_Aim_
Write out each line beneath this one exactly as it reads.

_Material for this task_
# # # # #
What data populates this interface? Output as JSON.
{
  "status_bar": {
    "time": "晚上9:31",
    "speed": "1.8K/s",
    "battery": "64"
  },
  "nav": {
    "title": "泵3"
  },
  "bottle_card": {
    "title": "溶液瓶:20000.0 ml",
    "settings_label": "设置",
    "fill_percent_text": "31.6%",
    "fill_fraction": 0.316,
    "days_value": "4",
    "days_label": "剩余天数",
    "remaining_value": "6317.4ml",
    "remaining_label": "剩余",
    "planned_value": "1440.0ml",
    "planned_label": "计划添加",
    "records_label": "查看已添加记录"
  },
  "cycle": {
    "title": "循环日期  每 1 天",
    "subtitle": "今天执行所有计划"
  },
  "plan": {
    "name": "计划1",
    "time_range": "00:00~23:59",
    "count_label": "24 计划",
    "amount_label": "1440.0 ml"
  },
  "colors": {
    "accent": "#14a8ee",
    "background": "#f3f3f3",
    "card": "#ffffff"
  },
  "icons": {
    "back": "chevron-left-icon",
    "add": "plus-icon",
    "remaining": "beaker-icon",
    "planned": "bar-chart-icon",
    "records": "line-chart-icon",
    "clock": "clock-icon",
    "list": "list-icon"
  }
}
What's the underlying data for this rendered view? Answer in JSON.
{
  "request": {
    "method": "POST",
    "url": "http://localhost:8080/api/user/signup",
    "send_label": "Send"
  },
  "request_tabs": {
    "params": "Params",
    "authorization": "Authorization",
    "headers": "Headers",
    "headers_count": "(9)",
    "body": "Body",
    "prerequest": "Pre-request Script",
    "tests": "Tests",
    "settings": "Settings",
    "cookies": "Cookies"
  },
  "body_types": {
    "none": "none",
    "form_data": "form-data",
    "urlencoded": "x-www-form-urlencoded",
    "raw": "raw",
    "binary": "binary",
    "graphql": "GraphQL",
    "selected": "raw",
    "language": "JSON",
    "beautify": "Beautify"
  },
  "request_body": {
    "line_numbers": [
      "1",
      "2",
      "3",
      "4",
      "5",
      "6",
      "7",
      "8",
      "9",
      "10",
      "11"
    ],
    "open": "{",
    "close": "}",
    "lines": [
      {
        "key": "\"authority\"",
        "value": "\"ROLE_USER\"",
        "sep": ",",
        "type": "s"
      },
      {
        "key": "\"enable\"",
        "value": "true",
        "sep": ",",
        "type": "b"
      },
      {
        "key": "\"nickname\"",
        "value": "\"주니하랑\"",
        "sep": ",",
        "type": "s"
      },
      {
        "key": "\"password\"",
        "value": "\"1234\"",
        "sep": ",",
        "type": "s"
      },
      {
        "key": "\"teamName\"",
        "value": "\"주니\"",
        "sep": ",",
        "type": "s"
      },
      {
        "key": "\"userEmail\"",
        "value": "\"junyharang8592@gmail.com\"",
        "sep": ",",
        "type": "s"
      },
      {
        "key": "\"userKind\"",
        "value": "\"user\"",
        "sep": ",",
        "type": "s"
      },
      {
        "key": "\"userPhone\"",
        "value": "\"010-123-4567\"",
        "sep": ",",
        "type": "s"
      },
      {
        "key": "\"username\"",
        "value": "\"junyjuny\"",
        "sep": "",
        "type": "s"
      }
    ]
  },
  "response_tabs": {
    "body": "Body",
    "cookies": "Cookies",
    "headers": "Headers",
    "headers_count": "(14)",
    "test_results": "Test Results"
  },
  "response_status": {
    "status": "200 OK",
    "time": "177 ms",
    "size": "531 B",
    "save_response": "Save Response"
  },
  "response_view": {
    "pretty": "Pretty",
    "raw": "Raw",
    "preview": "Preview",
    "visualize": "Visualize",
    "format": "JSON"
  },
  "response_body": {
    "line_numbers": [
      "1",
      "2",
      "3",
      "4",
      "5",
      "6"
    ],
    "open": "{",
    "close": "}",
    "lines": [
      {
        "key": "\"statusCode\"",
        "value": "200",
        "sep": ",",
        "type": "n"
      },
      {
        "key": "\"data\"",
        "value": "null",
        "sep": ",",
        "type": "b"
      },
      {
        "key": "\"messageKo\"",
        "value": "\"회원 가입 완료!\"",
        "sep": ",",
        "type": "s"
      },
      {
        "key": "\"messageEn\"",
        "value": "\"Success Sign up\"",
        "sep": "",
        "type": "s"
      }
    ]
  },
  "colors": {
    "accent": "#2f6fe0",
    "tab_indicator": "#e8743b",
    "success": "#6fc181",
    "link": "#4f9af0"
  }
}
# # # # #
_Exercise response_
What data populates this interface? Output as JSON.
{
  "status_bar": {
    "time": "晚上9:31",
    "speed": "1.8K/s",
    "battery": "64"
  },
  "nav": {
    "title": "泵3"
  },
  "bottle_card": {
    "title": "溶液瓶:20000.0 ml",
    "settings_label": "设置",
    "fill_percent_text": "31.6%",
    "fill_fraction": 0.316,
    "days_value": "4",
    "days_label": "剩余天数",
    "remaining_value": "6317.4ml",
    "remaining_label": "剩余",
    "planned_value": "1440.0ml",
    "planned_label": "计划添加",
    "records_label": "查看已添加记录"
  },
  "cycle": {
    "title": "循环日期  每 1 天",
    "subtitle": "今天执行所有计划"
  },
  "plan": {
    "name": "计划1",
    "time_range": "00:00~23:59",
    "count_label": "24 计划",
    "amount_label": "1440.0 ml"
  },
  "colors": {
    "accent": "#14a8ee",
    "background": "#f3f3f3",
    "card": "#ffffff"
  },
  "icons": {
    "back": "chevron-left-icon",
    "add": "plus-icon",
    "remaining": "beaker-icon",
    "planned": "bar-chart-icon",
    "records": "line-chart-icon",
    "clock": "clock-icon",
    "list": "list-icon"
  }
}
What's the underlying data for this rendered view? Answer in JSON.
{
  "request": {
    "method": "POST",
    "url": "http://localhost:8080/api/user/signup",
    "send_label": "Send"
  },
  "request_tabs": {
    "params": "Params",
    "authorization": "Authorization",
    "headers": "Headers",
    "headers_count": "(9)",
    "body": "Body",
    "prerequest": "Pre-request Script",
    "tests": "Tests",
    "settings": "Settings",
    "cookies": "Cookies"
  },
  "body_types": {
    "none": "none",
    "form_data": "form-data",
    "urlencoded": "x-www-form-urlencoded",
    "raw": "raw",
    "binary": "binary",
    "graphql": "GraphQL",
    "selected": "raw",
    "language": "JSON",
    "beautify": "Beautify"
  },
  "request_body": {
    "line_numbers": [
      "1",
      "2",
      "3",
      "4",
      "5",
      "6",
      "7",
      "8",
      "9",
      "10",
      "11"
    ],
    "open": "{",
    "close": "}",
    "lines": [
      {
        "key": "\"authority\"",
        "value": "\"ROLE_USER\"",
        "sep": ",",
        "type": "s"
      },
      {
        "key": "\"enable\"",
        "value": "true",
        "sep": ",",
        "type": "b"
      },
      {
        "key": "\"nickname\"",
        "value": "\"주니하랑\"",
        "sep": ",",
        "type": "s"
      },
      {
        "key": "\"password\"",
        "value": "\"1234\"",
        "sep": ",",
        "type": "s"
      },
      {
        "key": "\"teamName\"",
        "value": "\"주니\"",
        "sep": ",",
        "type": "s"
      },
      {
        "key": "\"userEmail\"",
        "value": "\"junyharang8592@gmail.com\"",
        "sep": ",",
        "type": "s"
      },
      {
        "key": "\"userKind\"",
        "value": "\"user\"",
        "sep": ",",
        "type": "s"
      },
      {
        "key": "\"userPhone\"",
        "value": "\"010-123-4567\"",
        "sep": ",",
        "type": "s"
      },
      {
        "key": "\"username\"",
        "value": "\"junyjuny\"",
        "sep": "",
        "type": "s"
      }
    ]
  },
  "response_tabs": {
    "body": "Body",
    "cookies": "Cookies",
    "headers": "Headers",
    "headers_count": "(14)",
    "test_results": "Test Results"
  },
  "response_status": {
    "status": "200 OK",
    "time": "177 ms",
    "size": "531 B",
    "save_response": "Save Response"
  },
  "response_view": {
    "pretty": "Pretty",
    "raw": "Raw",
    "preview": "Preview",
    "visualize": "Visualize",
    "format": "JSON"
  },
  "response_body": {
    "line_numbers": [
      "1",
      "2",
      "3",
      "4",
      "5",
      "6"
    ],
    "open": "{",
    "close": "}",
    "lines": [
      {
        "key": "\"statusCode\"",
        "value": "200",
        "sep": ",",
        "type": "n"
      },
      {
        "key": "\"data\"",
        "value": "null",
        "sep": ",",
        "type": "b"
      },
      {
        "key": "\"messageKo\"",
        "value": "\"회원 가입 완료!\"",
        "sep": ",",
        "type": "s"
      },
      {
        "key": "\"messageEn\"",
        "value": "\"Success Sign up\"",
        "sep": "",
        "type": "s"
      }
    ]
  },
  "colors": {
    "accent": "#2f6fe0",
    "tab_indicator": "#e8743b",
    "success": "#6fc181",
    "link": "#4f9af0"
  }
}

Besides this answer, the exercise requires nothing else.